» **Given exercise**
Each entry needs to be restated exactly as written.

» **Given data**
[start]

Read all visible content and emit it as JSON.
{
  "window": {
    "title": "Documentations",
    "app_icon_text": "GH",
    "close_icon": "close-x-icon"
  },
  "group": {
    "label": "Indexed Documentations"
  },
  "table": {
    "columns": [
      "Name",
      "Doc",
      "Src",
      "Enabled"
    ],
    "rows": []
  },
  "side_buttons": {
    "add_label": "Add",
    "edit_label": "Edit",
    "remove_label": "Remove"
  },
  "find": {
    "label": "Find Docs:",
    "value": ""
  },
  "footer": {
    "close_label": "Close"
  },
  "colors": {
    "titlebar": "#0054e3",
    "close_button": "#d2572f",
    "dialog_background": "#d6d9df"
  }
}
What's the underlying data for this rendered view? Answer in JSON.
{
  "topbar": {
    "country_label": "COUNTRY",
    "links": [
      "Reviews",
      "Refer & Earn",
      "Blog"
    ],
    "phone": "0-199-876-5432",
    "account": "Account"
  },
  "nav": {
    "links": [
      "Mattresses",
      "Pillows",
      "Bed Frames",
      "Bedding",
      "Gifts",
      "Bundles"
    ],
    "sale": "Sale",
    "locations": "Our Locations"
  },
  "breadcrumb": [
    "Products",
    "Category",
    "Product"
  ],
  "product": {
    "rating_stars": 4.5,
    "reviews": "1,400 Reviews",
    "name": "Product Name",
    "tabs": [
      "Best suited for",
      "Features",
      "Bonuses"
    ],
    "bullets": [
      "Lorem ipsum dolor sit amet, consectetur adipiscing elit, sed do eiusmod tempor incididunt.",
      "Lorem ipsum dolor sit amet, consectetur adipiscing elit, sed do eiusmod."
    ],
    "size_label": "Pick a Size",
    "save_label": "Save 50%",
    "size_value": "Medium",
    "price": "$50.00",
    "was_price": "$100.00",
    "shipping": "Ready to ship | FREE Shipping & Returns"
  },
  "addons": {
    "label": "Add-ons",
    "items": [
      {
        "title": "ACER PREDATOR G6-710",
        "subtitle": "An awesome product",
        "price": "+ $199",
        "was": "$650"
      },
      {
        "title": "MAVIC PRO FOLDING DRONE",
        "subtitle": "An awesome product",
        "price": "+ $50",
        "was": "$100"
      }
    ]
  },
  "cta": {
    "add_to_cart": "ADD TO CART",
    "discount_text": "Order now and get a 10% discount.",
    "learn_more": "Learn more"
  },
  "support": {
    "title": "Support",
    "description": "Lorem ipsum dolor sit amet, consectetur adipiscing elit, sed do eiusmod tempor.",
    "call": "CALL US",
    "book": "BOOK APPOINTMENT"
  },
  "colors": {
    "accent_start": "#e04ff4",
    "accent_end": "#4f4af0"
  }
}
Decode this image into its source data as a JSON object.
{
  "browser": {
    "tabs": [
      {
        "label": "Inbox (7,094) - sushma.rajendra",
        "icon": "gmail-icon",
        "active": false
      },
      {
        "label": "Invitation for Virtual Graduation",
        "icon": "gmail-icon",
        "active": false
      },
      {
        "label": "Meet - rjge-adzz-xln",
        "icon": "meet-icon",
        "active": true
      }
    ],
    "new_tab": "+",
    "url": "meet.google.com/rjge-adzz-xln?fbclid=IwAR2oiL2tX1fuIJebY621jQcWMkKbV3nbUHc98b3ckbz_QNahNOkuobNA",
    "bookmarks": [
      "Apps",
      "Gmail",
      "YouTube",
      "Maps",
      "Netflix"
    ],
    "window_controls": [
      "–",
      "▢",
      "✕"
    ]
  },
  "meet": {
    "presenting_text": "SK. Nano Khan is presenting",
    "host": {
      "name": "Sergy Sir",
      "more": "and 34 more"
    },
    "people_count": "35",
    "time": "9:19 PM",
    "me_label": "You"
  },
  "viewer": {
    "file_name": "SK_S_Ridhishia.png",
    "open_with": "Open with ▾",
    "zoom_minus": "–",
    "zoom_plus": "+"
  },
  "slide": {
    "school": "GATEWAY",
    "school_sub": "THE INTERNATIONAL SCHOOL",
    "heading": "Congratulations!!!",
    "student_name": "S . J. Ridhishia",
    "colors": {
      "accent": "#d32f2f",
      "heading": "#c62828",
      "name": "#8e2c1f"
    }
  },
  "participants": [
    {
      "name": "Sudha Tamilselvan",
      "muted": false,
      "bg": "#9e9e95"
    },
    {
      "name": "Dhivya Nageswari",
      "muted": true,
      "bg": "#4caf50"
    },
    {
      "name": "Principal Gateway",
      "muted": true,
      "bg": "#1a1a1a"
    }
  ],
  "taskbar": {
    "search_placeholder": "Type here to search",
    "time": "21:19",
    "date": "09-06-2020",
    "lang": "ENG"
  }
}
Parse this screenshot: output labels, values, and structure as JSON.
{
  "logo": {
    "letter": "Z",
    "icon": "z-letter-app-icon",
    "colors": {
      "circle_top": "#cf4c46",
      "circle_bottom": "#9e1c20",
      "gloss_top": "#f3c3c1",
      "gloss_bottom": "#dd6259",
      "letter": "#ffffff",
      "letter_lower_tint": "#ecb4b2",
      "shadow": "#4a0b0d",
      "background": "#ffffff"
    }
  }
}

[end]

» **In response**
Read all visible content and emit it as JSON.
{
  "window": {
    "title": "Documentations",
    "app_icon_text": "GH",
    "close_icon": "close-x-icon"
  },
  "group": {
    "label": "Indexed Documentations"
  },
  "table": {
    "columns": [
      "Name",
      "Doc",
      "Src",
      "Enabled"
    ],
    "rows": []
  },
  "side_buttons": {
    "add_label": "Add",
    "edit_label": "Edit",
    "remove_label": "Remove"
  },
  "find": {
    "label": "Find Docs:",
    "value": ""
  },
  "footer": {
    "close_label": "Close"
  },
  "colors": {
    "titlebar": "#0054e3",
    "close_button": "#d2572f",
    "dialog_background": "#d6d9df"
  }
}
What's the underlying data for this rendered view? Answer in JSON.
{
  "topbar": {
    "country_label": "COUNTRY",
    "links": [
      "Reviews",
      "Refer & Earn",
      "Blog"
    ],
    "phone": "0-199-876-5432",
    "account": "Account"
  },
  "nav": {
    "links": [
      "Mattresses",
      "Pillows",
      "Bed Frames",
      "Bedding",
      "Gifts",
      "Bundles"
    ],
    "sale": "Sale",
    "locations": "Our Locations"
  },
  "breadcrumb": [
    "Products",
    "Category",
    "Product"
  ],
  "product": {
    "rating_stars": 4.5,
    "reviews": "1,400 Reviews",
    "name": "Product Name",
    "tabs": [
      "Best suited for",
      "Features",
      "Bonuses"
    ],
    "bullets": [
      "Lorem ipsum dolor sit amet, consectetur adipiscing elit, sed do eiusmod tempor incididunt.",
      "Lorem ipsum dolor sit amet, consectetur adipiscing elit, sed do eiusmod."
    ],
    "size_label": "Pick a Size",
    "save_label": "Save 50%",
    "size_value": "Medium",
    "price": "$50.00",
    "was_price": "$100.00",
    "shipping": "Ready to ship | FREE Shipping & Returns"
  },
  "addons": {
    "label": "Add-ons",
    "items": [
      {
        "title": "ACER PREDATOR G6-710",
        "subtitle": "An awesome product",
        "price": "+ $199",
        "was": "$650"
      },
      {
        "title": "MAVIC PRO FOLDING DRONE",
        "subtitle": "An awesome product",
        "price": "+ $50",
        "was": "$100"
      }
    ]
  },
  "cta": {
    "add_to_cart": "ADD TO CART",
    "discount_text": "Order now and get a 10% discount.",
    "learn_more": "Learn more"
  },
  "support": {
    "title": "Support",
    "description": "Lorem ipsum dolor sit amet, consectetur adipiscing elit, sed do eiusmod tempor.",
    "call": "CALL US",
    "book": "BOOK APPOINTMENT"
  },
  "colors": {
    "accent_start": "#e04ff4",
    "accent_end": "#4f4af0"
  }
}
Decode this image into its source data as a JSON object.
{
  "browser": {
    "tabs": [
      {
        "label": "Inbox (7,094) - sushma.rajendra",
        "icon": "gmail-icon",
        "active": false
      },
      {
        "label": "Invitation for Virtual Graduation",
        "icon": "gmail-icon",
        "active": false
      },
      {
        "label": "Meet - rjge-adzz-xln",
        "icon": "meet-icon",
        "active": true
      }
    ],
    "new_tab": "+",
    "url": "meet.google.com/rjge-adzz-xln?fbclid=IwAR2oiL2tX1fuIJebY621jQcWMkKbV3nbUHc98b3ckbz_QNahNOkuobNA",
    "bookmarks": [
      "Apps",
      "Gmail",
      "YouTube",
      "Maps",
      "Netflix"
    ],
    "window_controls": [
      "–",
      "▢",
      "✕"
    ]
  },
  "meet": {
    "presenting_text": "SK. Nano Khan is presenting",
    "host": {
      "name": "Sergy Sir",
      "more": "and 34 more"
    },
    "people_count": "35",
    "time": "9:19 PM",
    "me_label": "You"
  },
  "viewer": {
    "file_name": "SK_S_Ridhishia.png",
    "open_with": "Open with ▾",
    "zoom_minus": "–",
    "zoom_plus": "+"
  },
  "slide": {
    "school": "GATEWAY",
    "school_sub": "THE INTERNATIONAL SCHOOL",
    "heading": "Congratulations!!!",
    "student_name": "S . J. Ridhishia",
    "colors": {
      "accent": "#d32f2f",
      "heading": "#c62828",
      "name": "#8e2c1f"
    }
  },
  "participants": [
    {
      "name": "Sudha Tamilselvan",
      "muted": false,
      "bg": "#9e9e95"
    },
    {
      "name": "Dhivya Nageswari",
      "muted": true,
      "bg": "#4caf50"
    },
    {
      "name": "Principal Gateway",
      "muted": true,
      "bg": "#1a1a1a"
    }
  ],
  "taskbar": {
    "search_placeholder": "Type here to search",
    "time": "21:19",
    "date": "09-06-2020",
    "lang": "ENG"
  }
}
Parse this screenshot: output labels, values, and structure as JSON.
{
  "logo": {
    "letter": "Z",
    "icon": "z-letter-app-icon",
    "colors": {
      "circle_top": "#cf4c46",
      "circle_bottom": "#9e1c20",
      "gloss_top": "#f3c3c1",
      "gloss_bottom": "#dd6259",
      "letter": "#ffffff",
      "letter_lower_tint": "#ecb4b2",
      "shadow": "#4a0b0d",
      "background": "#ffffff"
    }
  }
}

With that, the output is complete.